_WHAT IS NEEDED_
Your task is to repeat all of the data exactly while excluding the pictures.

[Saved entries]
____________________

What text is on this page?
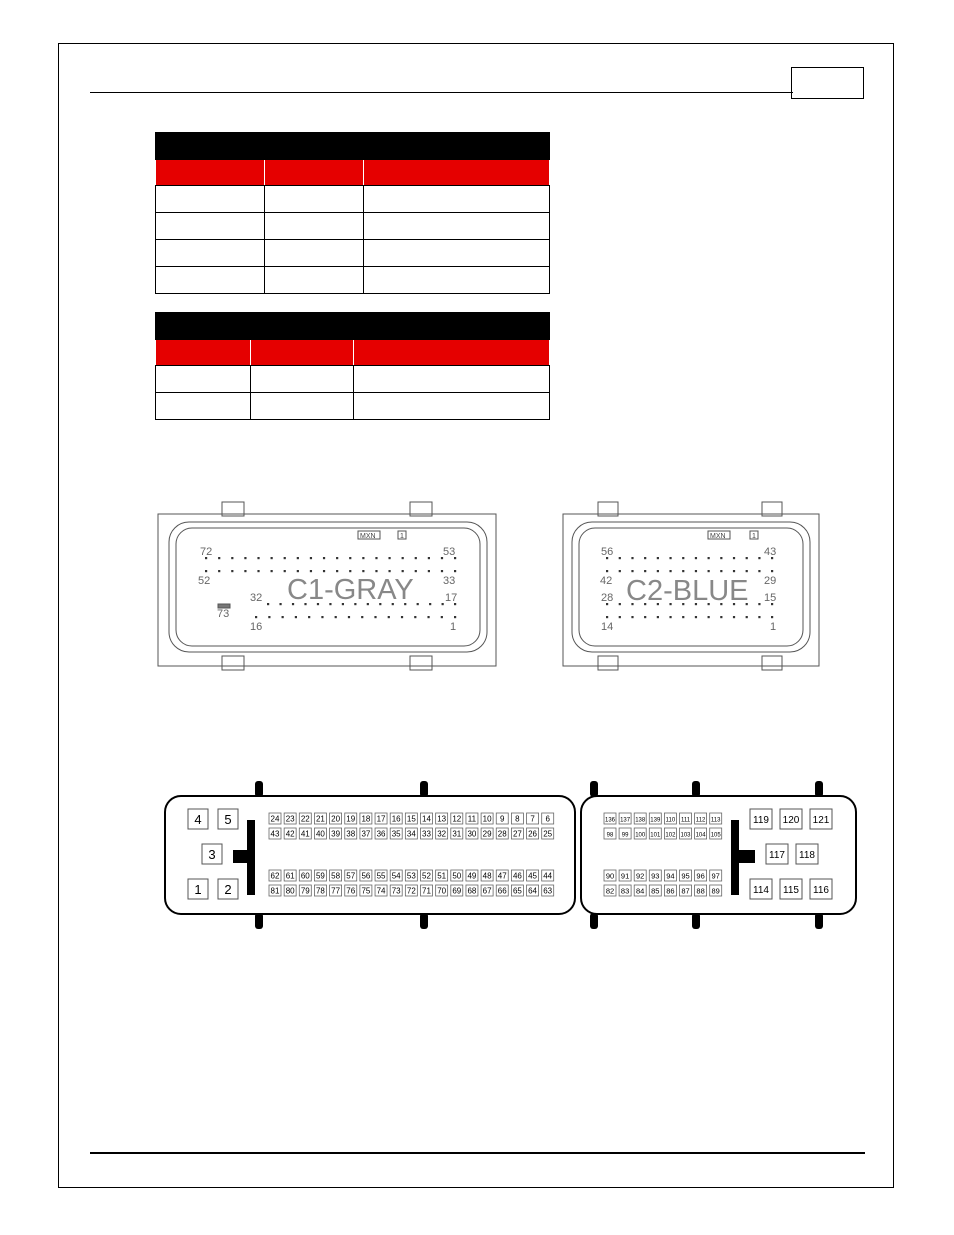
C1-GRAY
72	53
52	33
32	17
16	1
73
MXN	1
C2-BLUE
56	43
42	29
28	15
14	1
MXN	1
4 5
3
1 2
24 23 22 21 20 19 18 17 16 15 14 13 12 11 10 9 8 7 6
43 42 41 40 39 38 37 36 35 34 33 32 31 30 29 28 27 26 25
62 61 60 59 58 57 56 55 54 53 52 51 50 49 48 47 46 45 44
81 80 79 78 77 76 75 74 73 72 71 70 69 68 67 66 65 64 63
119 120 121
117 118
114 115 116
136 137 138 139 110 111 112 113
98 99 100 101 102 103 104 105
90 91 92 93 94 95 96 97
82 83 84 85 86 87 88 89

____________________

_TASK OUTPUT_
What text is on this page?
C1-GRAY
72	53
52	33
32	17
16	1
73
MXN	1
C2-BLUE
56	43
42	29
28	15
14	1
MXN	1
4 5
3
1 2
24 23 22 21 20 19 18 17 16 15 14 13 12 11 10 9 8 7 6
43 42 41 40 39 38 37 36 35 34 33 32 31 30 29 28 27 26 25
62 61 60 59 58 57 56 55 54 53 52 51 50 49 48 47 46 45 44
81 80 79 78 77 76 75 74 73 72 71 70 69 68 67 66 65 64 63
119 120 121
117 118
114 115 116
136 137 138 139 110 111 112 113
98 99 100 101 102 103 104 105
90 91 92 93 94 95 96 97
82 83 84 85 86 87 88 89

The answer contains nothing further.